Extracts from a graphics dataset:
····················

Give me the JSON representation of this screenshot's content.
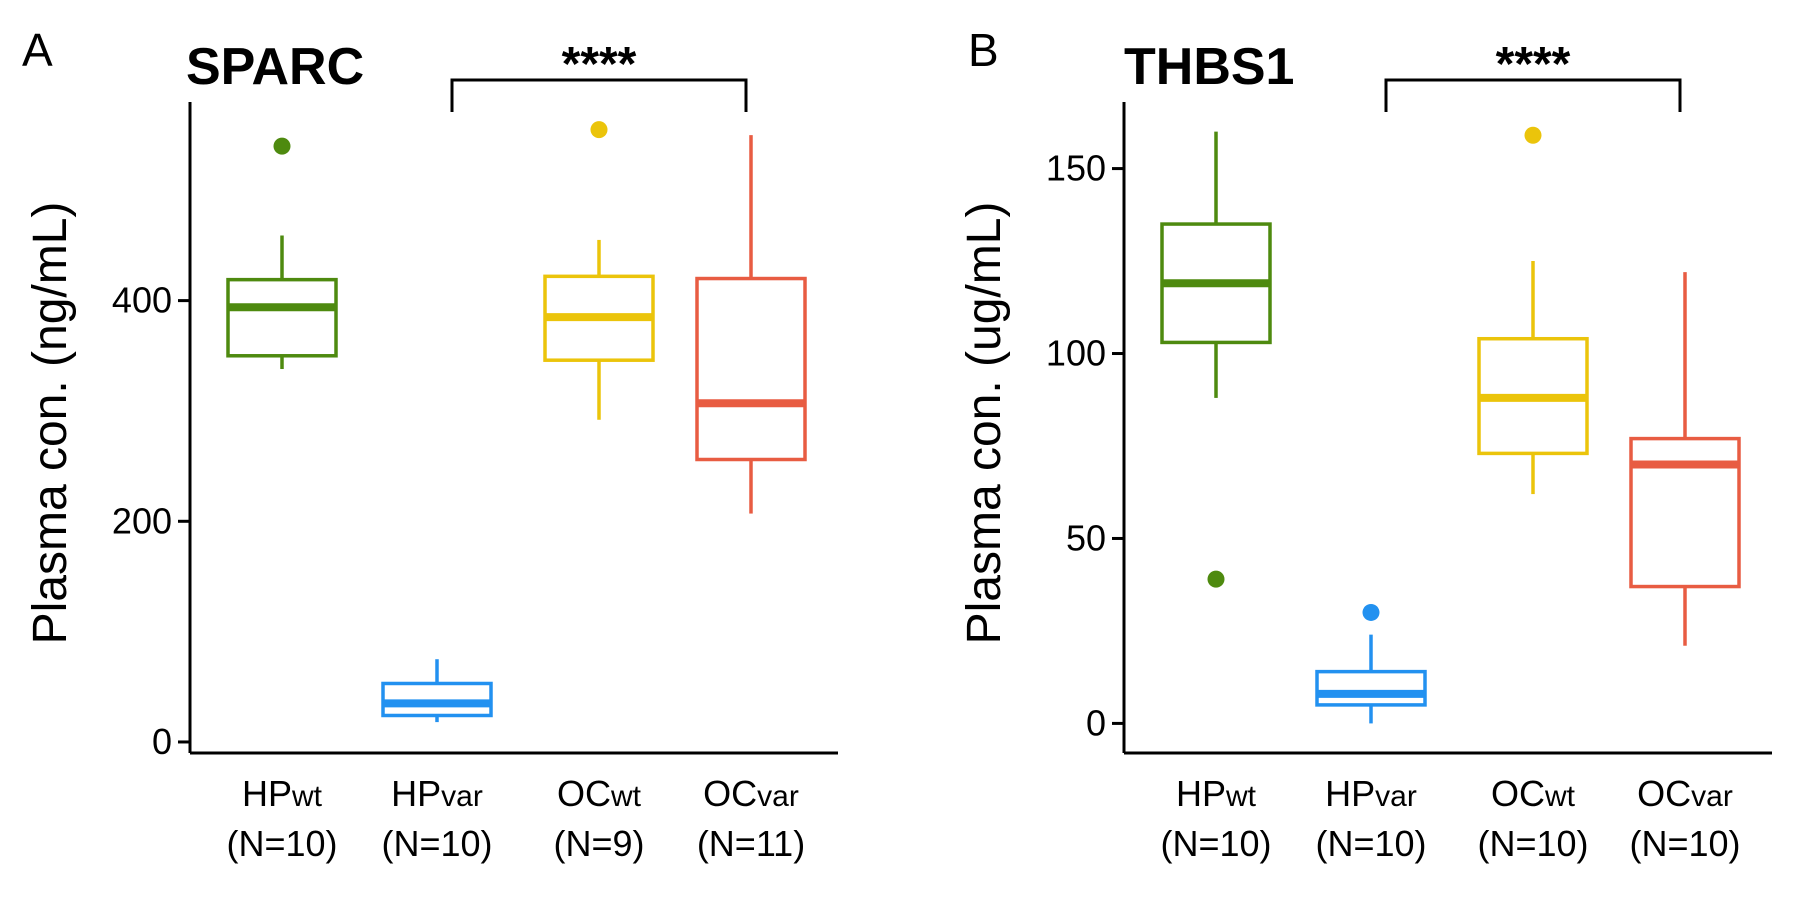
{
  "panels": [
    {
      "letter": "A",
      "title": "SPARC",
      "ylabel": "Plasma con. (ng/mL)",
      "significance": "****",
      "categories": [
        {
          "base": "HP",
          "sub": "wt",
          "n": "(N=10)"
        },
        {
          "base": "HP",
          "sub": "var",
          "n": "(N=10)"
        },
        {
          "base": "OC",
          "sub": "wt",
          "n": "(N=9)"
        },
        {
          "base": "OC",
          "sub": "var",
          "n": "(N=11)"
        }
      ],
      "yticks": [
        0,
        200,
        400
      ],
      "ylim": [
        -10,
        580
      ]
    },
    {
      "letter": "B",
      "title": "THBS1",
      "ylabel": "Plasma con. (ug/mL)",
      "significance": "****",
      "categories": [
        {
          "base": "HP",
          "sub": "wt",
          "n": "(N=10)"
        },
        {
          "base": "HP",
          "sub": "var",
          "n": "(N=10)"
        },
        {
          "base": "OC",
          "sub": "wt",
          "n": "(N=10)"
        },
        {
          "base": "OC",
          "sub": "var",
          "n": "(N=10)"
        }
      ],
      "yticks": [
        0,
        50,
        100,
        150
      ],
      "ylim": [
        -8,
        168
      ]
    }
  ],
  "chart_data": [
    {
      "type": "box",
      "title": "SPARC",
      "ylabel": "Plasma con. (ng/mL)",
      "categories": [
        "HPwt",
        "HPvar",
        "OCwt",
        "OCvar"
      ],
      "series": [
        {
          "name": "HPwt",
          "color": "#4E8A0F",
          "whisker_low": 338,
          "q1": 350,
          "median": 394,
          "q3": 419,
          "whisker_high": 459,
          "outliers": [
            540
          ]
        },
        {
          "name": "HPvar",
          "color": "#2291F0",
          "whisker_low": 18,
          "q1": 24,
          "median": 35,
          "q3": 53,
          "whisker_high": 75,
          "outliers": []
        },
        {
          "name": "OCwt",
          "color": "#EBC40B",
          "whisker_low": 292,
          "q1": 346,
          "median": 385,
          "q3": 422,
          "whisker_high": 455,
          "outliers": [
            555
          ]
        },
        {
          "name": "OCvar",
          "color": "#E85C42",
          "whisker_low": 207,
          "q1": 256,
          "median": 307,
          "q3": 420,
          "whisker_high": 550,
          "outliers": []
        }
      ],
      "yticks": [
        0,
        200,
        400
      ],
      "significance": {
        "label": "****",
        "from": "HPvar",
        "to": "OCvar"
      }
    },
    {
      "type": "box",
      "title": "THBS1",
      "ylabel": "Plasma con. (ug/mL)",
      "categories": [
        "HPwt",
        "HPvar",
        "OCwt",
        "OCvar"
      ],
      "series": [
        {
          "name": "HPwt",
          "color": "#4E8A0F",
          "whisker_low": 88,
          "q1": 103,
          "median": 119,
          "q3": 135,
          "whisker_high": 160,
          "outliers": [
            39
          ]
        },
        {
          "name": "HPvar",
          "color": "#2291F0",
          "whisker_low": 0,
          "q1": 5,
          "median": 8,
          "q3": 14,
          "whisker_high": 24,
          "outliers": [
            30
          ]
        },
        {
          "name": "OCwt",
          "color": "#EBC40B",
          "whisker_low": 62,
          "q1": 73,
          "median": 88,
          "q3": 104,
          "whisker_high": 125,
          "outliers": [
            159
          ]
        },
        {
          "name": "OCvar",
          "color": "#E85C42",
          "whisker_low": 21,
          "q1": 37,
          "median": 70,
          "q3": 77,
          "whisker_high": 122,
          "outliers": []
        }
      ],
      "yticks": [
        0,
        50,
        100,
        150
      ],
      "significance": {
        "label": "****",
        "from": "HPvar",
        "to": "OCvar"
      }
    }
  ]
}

····················

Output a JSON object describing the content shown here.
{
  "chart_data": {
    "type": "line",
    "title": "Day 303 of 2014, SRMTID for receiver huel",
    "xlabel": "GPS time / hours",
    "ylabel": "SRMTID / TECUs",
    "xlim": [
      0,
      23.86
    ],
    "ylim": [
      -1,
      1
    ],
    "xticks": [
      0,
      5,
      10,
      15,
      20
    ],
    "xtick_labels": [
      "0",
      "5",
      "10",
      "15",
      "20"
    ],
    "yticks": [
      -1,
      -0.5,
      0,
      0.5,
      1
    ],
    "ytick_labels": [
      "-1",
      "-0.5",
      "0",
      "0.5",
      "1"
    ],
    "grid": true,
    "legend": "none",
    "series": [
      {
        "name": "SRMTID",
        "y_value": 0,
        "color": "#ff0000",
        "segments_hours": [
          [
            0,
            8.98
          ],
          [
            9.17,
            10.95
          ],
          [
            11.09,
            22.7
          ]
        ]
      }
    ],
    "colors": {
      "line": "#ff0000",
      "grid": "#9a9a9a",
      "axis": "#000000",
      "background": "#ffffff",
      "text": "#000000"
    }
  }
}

····················

▸ TASK TO COMPLETE: Using the listing above, show each line holding the string "median".

▸ EXERCISE SOLUTION:
          "median": 394,
          "median": 35,
          "median": 385,
          "median": 307,
          "median": 119,
          "median": 8,
          "median": 88,
          "median": 70,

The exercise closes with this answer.